▶ What is required
Write out the full listing again, exactly as it stands.

▶ Records for the exercise
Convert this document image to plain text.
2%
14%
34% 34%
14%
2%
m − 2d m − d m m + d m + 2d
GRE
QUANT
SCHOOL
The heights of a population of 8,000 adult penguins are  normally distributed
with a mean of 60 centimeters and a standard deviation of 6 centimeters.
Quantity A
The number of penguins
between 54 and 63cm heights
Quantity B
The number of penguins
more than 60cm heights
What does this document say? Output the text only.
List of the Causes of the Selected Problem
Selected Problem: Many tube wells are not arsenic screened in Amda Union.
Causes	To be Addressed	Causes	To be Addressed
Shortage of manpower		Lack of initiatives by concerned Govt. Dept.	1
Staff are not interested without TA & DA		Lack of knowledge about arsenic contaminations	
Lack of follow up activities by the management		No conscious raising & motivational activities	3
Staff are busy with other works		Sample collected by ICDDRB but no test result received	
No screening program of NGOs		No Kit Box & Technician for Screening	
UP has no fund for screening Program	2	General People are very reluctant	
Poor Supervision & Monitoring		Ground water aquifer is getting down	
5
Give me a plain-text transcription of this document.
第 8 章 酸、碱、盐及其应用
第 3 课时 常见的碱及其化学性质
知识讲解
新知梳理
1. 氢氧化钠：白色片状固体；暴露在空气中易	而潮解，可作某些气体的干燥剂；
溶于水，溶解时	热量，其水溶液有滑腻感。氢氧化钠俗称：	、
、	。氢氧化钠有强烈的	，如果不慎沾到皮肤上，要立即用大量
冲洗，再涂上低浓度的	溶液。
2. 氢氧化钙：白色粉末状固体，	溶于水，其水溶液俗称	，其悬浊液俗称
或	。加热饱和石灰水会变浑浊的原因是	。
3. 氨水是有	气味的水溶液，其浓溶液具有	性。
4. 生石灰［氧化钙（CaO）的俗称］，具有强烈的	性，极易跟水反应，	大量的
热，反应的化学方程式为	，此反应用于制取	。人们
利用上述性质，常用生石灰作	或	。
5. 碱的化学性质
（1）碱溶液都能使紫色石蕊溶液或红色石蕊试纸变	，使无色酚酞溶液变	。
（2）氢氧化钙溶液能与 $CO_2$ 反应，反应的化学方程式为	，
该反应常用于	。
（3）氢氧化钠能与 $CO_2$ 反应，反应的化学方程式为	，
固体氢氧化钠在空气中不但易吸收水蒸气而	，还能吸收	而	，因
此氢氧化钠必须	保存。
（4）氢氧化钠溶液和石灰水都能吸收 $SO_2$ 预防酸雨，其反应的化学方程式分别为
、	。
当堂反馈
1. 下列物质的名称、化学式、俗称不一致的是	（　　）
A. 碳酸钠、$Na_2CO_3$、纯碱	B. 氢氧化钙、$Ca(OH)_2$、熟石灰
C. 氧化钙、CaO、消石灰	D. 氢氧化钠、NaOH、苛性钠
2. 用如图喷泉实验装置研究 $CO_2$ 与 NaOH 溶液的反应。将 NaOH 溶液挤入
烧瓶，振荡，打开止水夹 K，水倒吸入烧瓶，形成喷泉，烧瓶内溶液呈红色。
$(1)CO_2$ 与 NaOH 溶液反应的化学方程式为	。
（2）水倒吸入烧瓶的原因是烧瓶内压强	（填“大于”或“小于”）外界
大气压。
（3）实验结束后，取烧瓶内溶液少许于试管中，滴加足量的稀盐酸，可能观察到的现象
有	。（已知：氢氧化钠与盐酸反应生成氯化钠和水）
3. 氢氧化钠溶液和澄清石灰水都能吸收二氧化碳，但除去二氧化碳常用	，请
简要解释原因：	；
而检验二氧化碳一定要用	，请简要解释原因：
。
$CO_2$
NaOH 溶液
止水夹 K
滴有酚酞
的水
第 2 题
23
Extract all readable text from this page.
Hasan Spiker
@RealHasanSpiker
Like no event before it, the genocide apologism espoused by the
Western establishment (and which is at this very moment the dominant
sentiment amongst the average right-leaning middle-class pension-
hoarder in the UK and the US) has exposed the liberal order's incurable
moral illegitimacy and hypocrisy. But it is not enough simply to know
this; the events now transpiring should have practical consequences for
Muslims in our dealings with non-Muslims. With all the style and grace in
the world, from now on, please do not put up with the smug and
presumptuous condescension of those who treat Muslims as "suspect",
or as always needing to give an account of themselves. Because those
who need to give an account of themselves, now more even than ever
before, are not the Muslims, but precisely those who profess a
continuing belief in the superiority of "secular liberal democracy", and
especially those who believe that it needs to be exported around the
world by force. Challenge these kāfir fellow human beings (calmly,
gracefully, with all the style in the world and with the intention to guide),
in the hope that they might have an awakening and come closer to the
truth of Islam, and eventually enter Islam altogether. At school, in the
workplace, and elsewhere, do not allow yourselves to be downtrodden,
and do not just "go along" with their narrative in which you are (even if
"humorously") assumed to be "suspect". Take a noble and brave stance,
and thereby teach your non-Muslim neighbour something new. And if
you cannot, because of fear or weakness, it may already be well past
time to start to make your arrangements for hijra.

▶ Solution to this problem
Convert this document image to plain text.
2%
14%
34% 34%
14%
2%
m − 2d m − d m m + d m + 2d
GRE
QUANT
SCHOOL
The heights of a population of 8,000 adult penguins are  normally distributed
with a mean of 60 centimeters and a standard deviation of 6 centimeters.
Quantity A
The number of penguins
between 54 and 63cm heights
Quantity B
The number of penguins
more than 60cm heights
What does this document say? Output the text only.
List of the Causes of the Selected Problem
Selected Problem: Many tube wells are not arsenic screened in Amda Union.
Causes	To be Addressed	Causes	To be Addressed
Shortage of manpower		Lack of initiatives by concerned Govt. Dept.	1
Staff are not interested without TA & DA		Lack of knowledge about arsenic contaminations	
Lack of follow up activities by the management		No conscious raising & motivational activities	3
Staff are busy with other works		Sample collected by ICDDRB but no test result received	
No screening program of NGOs		No Kit Box & Technician for Screening	
UP has no fund for screening Program	2	General People are very reluctant	
Poor Supervision & Monitoring		Ground water aquifer is getting down	
5
Give me a plain-text transcription of this document.
第 8 章 酸、碱、盐及其应用
第 3 课时 常见的碱及其化学性质
知识讲解
新知梳理
1. 氢氧化钠：白色片状固体；暴露在空气中易	而潮解，可作某些气体的干燥剂；
溶于水，溶解时	热量，其水溶液有滑腻感。氢氧化钠俗称：	、
、	。氢氧化钠有强烈的	，如果不慎沾到皮肤上，要立即用大量
冲洗，再涂上低浓度的	溶液。
2. 氢氧化钙：白色粉末状固体，	溶于水，其水溶液俗称	，其悬浊液俗称
或	。加热饱和石灰水会变浑浊的原因是	。
3. 氨水是有	气味的水溶液，其浓溶液具有	性。
4. 生石灰［氧化钙（CaO）的俗称］，具有强烈的	性，极易跟水反应，	大量的
热，反应的化学方程式为	，此反应用于制取	。人们
利用上述性质，常用生石灰作	或	。
5. 碱的化学性质
（1）碱溶液都能使紫色石蕊溶液或红色石蕊试纸变	，使无色酚酞溶液变	。
（2）氢氧化钙溶液能与 $CO_2$ 反应，反应的化学方程式为	，
该反应常用于	。
（3）氢氧化钠能与 $CO_2$ 反应，反应的化学方程式为	，
固体氢氧化钠在空气中不但易吸收水蒸气而	，还能吸收	而	，因
此氢氧化钠必须	保存。
（4）氢氧化钠溶液和石灰水都能吸收 $SO_2$ 预防酸雨，其反应的化学方程式分别为
、	。
当堂反馈
1. 下列物质的名称、化学式、俗称不一致的是	（　　）
A. 碳酸钠、$Na_2CO_3$、纯碱	B. 氢氧化钙、$Ca(OH)_2$、熟石灰
C. 氧化钙、CaO、消石灰	D. 氢氧化钠、NaOH、苛性钠
2. 用如图喷泉实验装置研究 $CO_2$ 与 NaOH 溶液的反应。将 NaOH 溶液挤入
烧瓶，振荡，打开止水夹 K，水倒吸入烧瓶，形成喷泉，烧瓶内溶液呈红色。
$(1)CO_2$ 与 NaOH 溶液反应的化学方程式为	。
（2）水倒吸入烧瓶的原因是烧瓶内压强	（填“大于”或“小于”）外界
大气压。
（3）实验结束后，取烧瓶内溶液少许于试管中，滴加足量的稀盐酸，可能观察到的现象
有	。（已知：氢氧化钠与盐酸反应生成氯化钠和水）
3. 氢氧化钠溶液和澄清石灰水都能吸收二氧化碳，但除去二氧化碳常用	，请
简要解释原因：	；
而检验二氧化碳一定要用	，请简要解释原因：
。
$CO_2$
NaOH 溶液
止水夹 K
滴有酚酞
的水
第 2 题
23
Extract all readable text from this page.
Hasan Spiker
@RealHasanSpiker
Like no event before it, the genocide apologism espoused by the
Western establishment (and which is at this very moment the dominant
sentiment amongst the average right-leaning middle-class pension-
hoarder in the UK and the US) has exposed the liberal order's incurable
moral illegitimacy and hypocrisy. But it is not enough simply to know
this; the events now transpiring should have practical consequences for
Muslims in our dealings with non-Muslims. With all the style and grace in
the world, from now on, please do not put up with the smug and
presumptuous condescension of those who treat Muslims as "suspect",
or as always needing to give an account of themselves. Because those
who need to give an account of themselves, now more even than ever
before, are not the Muslims, but precisely those who profess a
continuing belief in the superiority of "secular liberal democracy", and
especially those who believe that it needs to be exported around the
world by force. Challenge these kāfir fellow human beings (calmly,
gracefully, with all the style in the world and with the intention to guide),
in the hope that they might have an awakening and come closer to the
truth of Islam, and eventually enter Islam altogether. At school, in the
workplace, and elsewhere, do not allow yourselves to be downtrodden,
and do not just "go along" with their narrative in which you are (even if
"humorously") assumed to be "suspect". Take a noble and brave stance,
and thereby teach your non-Muslim neighbour something new. And if
you cannot, because of fear or weakness, it may already be well past
time to start to make your arrangements for hijra.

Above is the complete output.